What the task asks:
Isolate every line in the records below with "text" in it.

************

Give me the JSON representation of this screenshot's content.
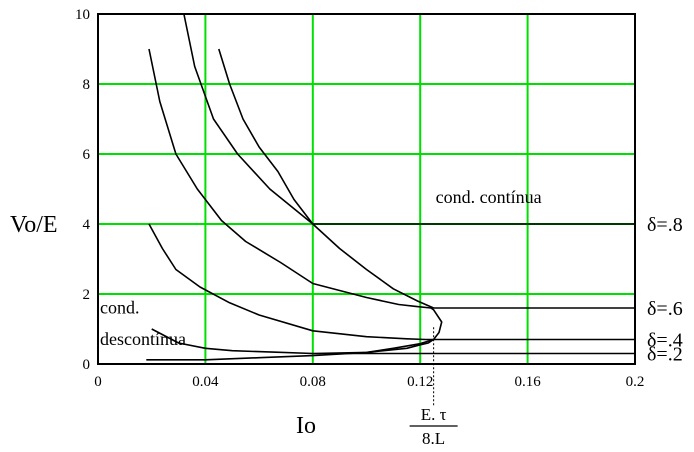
{
  "chart_data": {
    "type": "line",
    "xlabel": "Io",
    "ylabel": "Vo/E",
    "xlim": [
      0,
      0.2
    ],
    "ylim": [
      0,
      10
    ],
    "x_ticks": [
      "0",
      "0.04",
      "0.08",
      "0.12",
      "0.16",
      "0.2"
    ],
    "y_ticks": [
      "0",
      "2",
      "4",
      "6",
      "8",
      "10"
    ],
    "grid": true,
    "grid_color": "#00e000",
    "line_color": "#000000",
    "x_marker_value": 0.125,
    "x_marker_label": {
      "numerator": "E. τ",
      "denominator": "8.L"
    },
    "annotations": [
      {
        "text": "cond. contínua",
        "x": 0.125,
        "y": 4.6
      },
      {
        "text": "cond.",
        "x": 0.0,
        "y": 1.45
      },
      {
        "text": "descontínua",
        "x": 0.0,
        "y": 0.55
      }
    ],
    "series": [
      {
        "name": "δ=.8",
        "values": [
          [
            0.045,
            9.0
          ],
          [
            0.049,
            8.0
          ],
          [
            0.054,
            7.0
          ],
          [
            0.06,
            6.2
          ],
          [
            0.067,
            5.5
          ],
          [
            0.073,
            4.7
          ],
          [
            0.08,
            4.0
          ],
          [
            0.2,
            4.0
          ]
        ]
      },
      {
        "name": "δ=.6",
        "values": [
          [
            0.032,
            10.0
          ],
          [
            0.036,
            8.5
          ],
          [
            0.043,
            7.0
          ],
          [
            0.052,
            6.0
          ],
          [
            0.064,
            5.0
          ],
          [
            0.08,
            4.0
          ],
          [
            0.09,
            3.3
          ],
          [
            0.1,
            2.7
          ],
          [
            0.11,
            2.15
          ],
          [
            0.119,
            1.8
          ],
          [
            0.125,
            1.6
          ],
          [
            0.2,
            1.6
          ]
        ]
      },
      {
        "name": "δ=.4",
        "values": [
          [
            0.019,
            9.0
          ],
          [
            0.023,
            7.5
          ],
          [
            0.029,
            6.0
          ],
          [
            0.037,
            5.0
          ],
          [
            0.046,
            4.1
          ],
          [
            0.055,
            3.5
          ],
          [
            0.068,
            2.9
          ],
          [
            0.08,
            2.3
          ],
          [
            0.1,
            1.9
          ],
          [
            0.112,
            1.7
          ],
          [
            0.118,
            1.65
          ],
          [
            0.124,
            1.6
          ],
          [
            0.125,
            1.55
          ],
          [
            0.128,
            1.2
          ],
          [
            0.127,
            0.9
          ],
          [
            0.125,
            0.7
          ],
          [
            0.2,
            0.7
          ]
        ]
      },
      {
        "name": "δ=.2",
        "values": [
          [
            0.019,
            4.0
          ],
          [
            0.024,
            3.3
          ],
          [
            0.029,
            2.7
          ],
          [
            0.038,
            2.2
          ],
          [
            0.049,
            1.75
          ],
          [
            0.06,
            1.4
          ],
          [
            0.08,
            0.95
          ],
          [
            0.1,
            0.78
          ],
          [
            0.115,
            0.72
          ],
          [
            0.122,
            0.7
          ],
          [
            0.125,
            0.7
          ],
          [
            0.123,
            0.6
          ],
          [
            0.12,
            0.55
          ],
          [
            0.115,
            0.45
          ],
          [
            0.1,
            0.33
          ],
          [
            0.08,
            0.3
          ],
          [
            0.2,
            0.3
          ]
        ]
      },
      {
        "name": "",
        "values": [
          [
            0.02,
            1.0
          ],
          [
            0.03,
            0.6
          ],
          [
            0.04,
            0.45
          ],
          [
            0.05,
            0.38
          ],
          [
            0.065,
            0.34
          ],
          [
            0.08,
            0.3
          ]
        ]
      },
      {
        "name": "",
        "values": [
          [
            0.018,
            0.12
          ],
          [
            0.04,
            0.12
          ],
          [
            0.06,
            0.18
          ],
          [
            0.08,
            0.24
          ],
          [
            0.1,
            0.33
          ],
          [
            0.11,
            0.45
          ],
          [
            0.12,
            0.58
          ],
          [
            0.125,
            0.7
          ]
        ]
      }
    ],
    "delta_labels": [
      {
        "text": "δ=.8",
        "y": 4.0
      },
      {
        "text": "δ=.6",
        "y": 1.6
      },
      {
        "text": "δ=.4",
        "y": 0.7
      },
      {
        "text": "δ=.2",
        "y": 0.3
      }
    ]
  }
}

************

Output of the task:
        "text": "cond. contínua",
        "text": "cond.",
        "text": "descontínua",
        "text": "δ=.8",
        "text": "δ=.6",
        "text": "δ=.4",
        "text": "δ=.2",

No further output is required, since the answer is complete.